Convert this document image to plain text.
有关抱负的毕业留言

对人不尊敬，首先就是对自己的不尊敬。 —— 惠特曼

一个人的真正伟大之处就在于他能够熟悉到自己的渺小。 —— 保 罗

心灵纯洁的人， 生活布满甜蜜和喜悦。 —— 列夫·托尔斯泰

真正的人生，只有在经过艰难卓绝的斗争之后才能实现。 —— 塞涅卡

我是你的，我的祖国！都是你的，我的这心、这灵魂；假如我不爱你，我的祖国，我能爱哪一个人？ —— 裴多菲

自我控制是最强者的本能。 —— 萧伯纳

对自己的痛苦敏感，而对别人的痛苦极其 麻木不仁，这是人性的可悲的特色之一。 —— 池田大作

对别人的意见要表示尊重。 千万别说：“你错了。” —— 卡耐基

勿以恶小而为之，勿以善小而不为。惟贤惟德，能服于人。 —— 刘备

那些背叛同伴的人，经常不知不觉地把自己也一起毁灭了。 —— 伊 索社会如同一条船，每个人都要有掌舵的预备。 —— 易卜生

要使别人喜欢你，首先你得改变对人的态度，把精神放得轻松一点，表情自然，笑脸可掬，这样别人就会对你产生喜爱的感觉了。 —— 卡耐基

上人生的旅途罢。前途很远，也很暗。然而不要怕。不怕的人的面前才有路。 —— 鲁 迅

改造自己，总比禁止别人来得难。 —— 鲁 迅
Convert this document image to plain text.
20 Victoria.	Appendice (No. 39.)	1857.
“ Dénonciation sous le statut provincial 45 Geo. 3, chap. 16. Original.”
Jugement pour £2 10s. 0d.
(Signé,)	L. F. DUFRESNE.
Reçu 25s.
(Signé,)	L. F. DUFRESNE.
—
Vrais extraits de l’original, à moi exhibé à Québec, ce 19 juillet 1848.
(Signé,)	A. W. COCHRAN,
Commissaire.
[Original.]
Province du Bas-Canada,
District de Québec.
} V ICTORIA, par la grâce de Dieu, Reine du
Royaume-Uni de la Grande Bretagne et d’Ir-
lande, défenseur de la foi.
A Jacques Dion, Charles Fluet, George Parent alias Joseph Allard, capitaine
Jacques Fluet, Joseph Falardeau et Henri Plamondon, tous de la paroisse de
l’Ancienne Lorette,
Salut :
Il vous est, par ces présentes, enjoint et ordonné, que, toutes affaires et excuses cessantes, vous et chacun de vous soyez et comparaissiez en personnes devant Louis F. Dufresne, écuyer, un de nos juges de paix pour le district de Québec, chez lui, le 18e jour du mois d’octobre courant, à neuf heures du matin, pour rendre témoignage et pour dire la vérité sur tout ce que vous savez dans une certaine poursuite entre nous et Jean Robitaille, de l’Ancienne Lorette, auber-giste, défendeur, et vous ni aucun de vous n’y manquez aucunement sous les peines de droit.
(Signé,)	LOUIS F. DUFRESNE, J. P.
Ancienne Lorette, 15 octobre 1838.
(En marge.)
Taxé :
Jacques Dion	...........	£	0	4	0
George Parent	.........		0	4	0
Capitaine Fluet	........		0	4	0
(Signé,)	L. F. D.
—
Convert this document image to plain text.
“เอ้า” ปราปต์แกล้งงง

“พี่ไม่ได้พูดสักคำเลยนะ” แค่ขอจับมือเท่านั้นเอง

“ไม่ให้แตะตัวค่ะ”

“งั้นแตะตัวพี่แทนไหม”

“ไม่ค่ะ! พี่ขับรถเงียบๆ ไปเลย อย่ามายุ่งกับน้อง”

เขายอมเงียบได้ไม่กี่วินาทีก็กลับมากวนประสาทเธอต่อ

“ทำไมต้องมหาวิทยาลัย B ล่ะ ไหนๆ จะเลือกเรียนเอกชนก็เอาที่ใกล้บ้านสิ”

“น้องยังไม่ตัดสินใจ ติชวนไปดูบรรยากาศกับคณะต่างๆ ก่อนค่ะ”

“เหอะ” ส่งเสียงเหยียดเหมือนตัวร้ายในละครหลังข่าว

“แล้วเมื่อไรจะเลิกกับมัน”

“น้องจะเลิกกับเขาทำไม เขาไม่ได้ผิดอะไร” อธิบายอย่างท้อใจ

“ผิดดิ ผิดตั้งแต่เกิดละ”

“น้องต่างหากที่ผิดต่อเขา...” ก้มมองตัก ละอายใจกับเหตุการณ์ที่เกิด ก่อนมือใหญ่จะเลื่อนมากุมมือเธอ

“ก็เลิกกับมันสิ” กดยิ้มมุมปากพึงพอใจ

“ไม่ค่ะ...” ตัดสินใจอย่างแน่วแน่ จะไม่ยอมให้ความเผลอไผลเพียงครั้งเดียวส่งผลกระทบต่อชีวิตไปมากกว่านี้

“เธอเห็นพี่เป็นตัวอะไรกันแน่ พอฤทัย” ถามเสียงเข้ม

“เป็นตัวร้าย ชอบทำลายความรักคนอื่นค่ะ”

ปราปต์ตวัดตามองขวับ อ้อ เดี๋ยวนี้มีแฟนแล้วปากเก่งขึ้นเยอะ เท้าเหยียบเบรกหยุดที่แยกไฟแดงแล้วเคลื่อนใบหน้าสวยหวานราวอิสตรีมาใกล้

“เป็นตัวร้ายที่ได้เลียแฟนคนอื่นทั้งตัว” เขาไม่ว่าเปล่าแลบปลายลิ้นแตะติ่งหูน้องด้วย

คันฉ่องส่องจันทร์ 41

**What is being asked**
Write out every line from the records above, word for word.

**Exercise answer**
Convert this document image to plain text.
有关抱负的毕业留言

对人不尊敬，首先就是对自己的不尊敬。 —— 惠特曼

一个人的真正伟大之处就在于他能够熟悉到自己的渺小。 —— 保 罗

心灵纯洁的人， 生活布满甜蜜和喜悦。 —— 列夫·托尔斯泰

真正的人生，只有在经过艰难卓绝的斗争之后才能实现。 —— 塞涅卡

我是你的，我的祖国！都是你的，我的这心、这灵魂；假如我不爱你，我的祖国，我能爱哪一个人？ —— 裴多菲

自我控制是最强者的本能。 —— 萧伯纳

对自己的痛苦敏感，而对别人的痛苦极其 麻木不仁，这是人性的可悲的特色之一。 —— 池田大作

对别人的意见要表示尊重。 千万别说：“你错了。” —— 卡耐基

勿以恶小而为之，勿以善小而不为。惟贤惟德，能服于人。 —— 刘备

那些背叛同伴的人，经常不知不觉地把自己也一起毁灭了。 —— 伊 索社会如同一条船，每个人都要有掌舵的预备。 —— 易卜生

要使别人喜欢你，首先你得改变对人的态度，把精神放得轻松一点，表情自然，笑脸可掬，这样别人就会对你产生喜爱的感觉了。 —— 卡耐基

上人生的旅途罢。前途很远，也很暗。然而不要怕。不怕的人的面前才有路。 —— 鲁 迅

改造自己，总比禁止别人来得难。 —— 鲁 迅
Convert this document image to plain text.
20 Victoria.	Appendice (No. 39.)	1857.
“ Dénonciation sous le statut provincial 45 Geo. 3, chap. 16. Original.”
Jugement pour £2 10s. 0d.
(Signé,)	L. F. DUFRESNE.
Reçu 25s.
(Signé,)	L. F. DUFRESNE.
—
Vrais extraits de l’original, à moi exhibé à Québec, ce 19 juillet 1848.
(Signé,)	A. W. COCHRAN,
Commissaire.
[Original.]
Province du Bas-Canada,
District de Québec.
} V ICTORIA, par la grâce de Dieu, Reine du
Royaume-Uni de la Grande Bretagne et d’Ir-
lande, défenseur de la foi.
A Jacques Dion, Charles Fluet, George Parent alias Joseph Allard, capitaine
Jacques Fluet, Joseph Falardeau et Henri Plamondon, tous de la paroisse de
l’Ancienne Lorette,
Salut :
Il vous est, par ces présentes, enjoint et ordonné, que, toutes affaires et excuses cessantes, vous et chacun de vous soyez et comparaissiez en personnes devant Louis F. Dufresne, écuyer, un de nos juges de paix pour le district de Québec, chez lui, le 18e jour du mois d’octobre courant, à neuf heures du matin, pour rendre témoignage et pour dire la vérité sur tout ce que vous savez dans une certaine poursuite entre nous et Jean Robitaille, de l’Ancienne Lorette, auber-giste, défendeur, et vous ni aucun de vous n’y manquez aucunement sous les peines de droit.
(Signé,)	LOUIS F. DUFRESNE, J. P.
Ancienne Lorette, 15 octobre 1838.
(En marge.)
Taxé :
Jacques Dion	...........	£	0	4	0
George Parent	.........		0	4	0
Capitaine Fluet	........		0	4	0
(Signé,)	L. F. D.
—
Convert this document image to plain text.
“เอ้า” ปราปต์แกล้งงง

“พี่ไม่ได้พูดสักคำเลยนะ” แค่ขอจับมือเท่านั้นเอง

“ไม่ให้แตะตัวค่ะ”

“งั้นแตะตัวพี่แทนไหม”

“ไม่ค่ะ! พี่ขับรถเงียบๆ ไปเลย อย่ามายุ่งกับน้อง”

เขายอมเงียบได้ไม่กี่วินาทีก็กลับมากวนประสาทเธอต่อ

“ทำไมต้องมหาวิทยาลัย B ล่ะ ไหนๆ จะเลือกเรียนเอกชนก็เอาที่ใกล้บ้านสิ”

“น้องยังไม่ตัดสินใจ ติชวนไปดูบรรยากาศกับคณะต่างๆ ก่อนค่ะ”

“เหอะ” ส่งเสียงเหยียดเหมือนตัวร้ายในละครหลังข่าว

“แล้วเมื่อไรจะเลิกกับมัน”

“น้องจะเลิกกับเขาทำไม เขาไม่ได้ผิดอะไร” อธิบายอย่างท้อใจ

“ผิดดิ ผิดตั้งแต่เกิดละ”

“น้องต่างหากที่ผิดต่อเขา...” ก้มมองตัก ละอายใจกับเหตุการณ์ที่เกิด ก่อนมือใหญ่จะเลื่อนมากุมมือเธอ

“ก็เลิกกับมันสิ” กดยิ้มมุมปากพึงพอใจ

“ไม่ค่ะ...” ตัดสินใจอย่างแน่วแน่ จะไม่ยอมให้ความเผลอไผลเพียงครั้งเดียวส่งผลกระทบต่อชีวิตไปมากกว่านี้

“เธอเห็นพี่เป็นตัวอะไรกันแน่ พอฤทัย” ถามเสียงเข้ม

“เป็นตัวร้าย ชอบทำลายความรักคนอื่นค่ะ”

ปราปต์ตวัดตามองขวับ อ้อ เดี๋ยวนี้มีแฟนแล้วปากเก่งขึ้นเยอะ เท้าเหยียบเบรกหยุดที่แยกไฟแดงแล้วเคลื่อนใบหน้าสวยหวานราวอิสตรีมาใกล้

“เป็นตัวร้ายที่ได้เลียแฟนคนอื่นทั้งตัว” เขาไม่ว่าเปล่าแลบปลายลิ้นแตะติ่งหูน้องด้วย

คันฉ่องส่องจันทร์ 41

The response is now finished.